Items from an interface collection:
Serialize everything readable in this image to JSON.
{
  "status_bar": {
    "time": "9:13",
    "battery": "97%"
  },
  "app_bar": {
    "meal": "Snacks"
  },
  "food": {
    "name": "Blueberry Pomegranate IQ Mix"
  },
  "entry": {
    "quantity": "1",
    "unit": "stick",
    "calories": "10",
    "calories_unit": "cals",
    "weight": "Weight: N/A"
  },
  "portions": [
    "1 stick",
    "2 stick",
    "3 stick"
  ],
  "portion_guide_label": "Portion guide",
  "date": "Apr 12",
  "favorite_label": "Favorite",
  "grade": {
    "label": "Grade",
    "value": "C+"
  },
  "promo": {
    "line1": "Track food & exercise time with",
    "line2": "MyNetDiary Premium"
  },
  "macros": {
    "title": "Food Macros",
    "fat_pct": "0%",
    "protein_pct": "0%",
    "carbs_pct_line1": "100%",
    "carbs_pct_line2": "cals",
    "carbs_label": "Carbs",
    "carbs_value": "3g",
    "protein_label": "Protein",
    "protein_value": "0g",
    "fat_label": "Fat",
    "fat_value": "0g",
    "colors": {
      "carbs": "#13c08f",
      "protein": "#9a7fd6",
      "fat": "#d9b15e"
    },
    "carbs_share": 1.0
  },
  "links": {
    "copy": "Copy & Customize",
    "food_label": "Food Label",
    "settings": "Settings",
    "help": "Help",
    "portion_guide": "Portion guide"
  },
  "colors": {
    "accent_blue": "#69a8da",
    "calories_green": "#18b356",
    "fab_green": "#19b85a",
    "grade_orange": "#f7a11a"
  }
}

* _Task to carry out_
From the first line to the last, restate the data above exactly.

* _Reply to the task_
Serialize everything readable in this image to JSON.
{
  "status_bar": {
    "time": "9:13",
    "battery": "97%"
  },
  "app_bar": {
    "meal": "Snacks"
  },
  "food": {
    "name": "Blueberry Pomegranate IQ Mix"
  },
  "entry": {
    "quantity": "1",
    "unit": "stick",
    "calories": "10",
    "calories_unit": "cals",
    "weight": "Weight: N/A"
  },
  "portions": [
    "1 stick",
    "2 stick",
    "3 stick"
  ],
  "portion_guide_label": "Portion guide",
  "date": "Apr 12",
  "favorite_label": "Favorite",
  "grade": {
    "label": "Grade",
    "value": "C+"
  },
  "promo": {
    "line1": "Track food & exercise time with",
    "line2": "MyNetDiary Premium"
  },
  "macros": {
    "title": "Food Macros",
    "fat_pct": "0%",
    "protein_pct": "0%",
    "carbs_pct_line1": "100%",
    "carbs_pct_line2": "cals",
    "carbs_label": "Carbs",
    "carbs_value": "3g",
    "protein_label": "Protein",
    "protein_value": "0g",
    "fat_label": "Fat",
    "fat_value": "0g",
    "colors": {
      "carbs": "#13c08f",
      "protein": "#9a7fd6",
      "fat": "#d9b15e"
    },
    "carbs_share": 1.0
  },
  "links": {
    "copy": "Copy & Customize",
    "food_label": "Food Label",
    "settings": "Settings",
    "help": "Help",
    "portion_guide": "Portion guide"
  },
  "colors": {
    "accent_blue": "#69a8da",
    "calories_green": "#18b356",
    "fab_green": "#19b85a",
    "grade_orange": "#f7a11a"
  }
}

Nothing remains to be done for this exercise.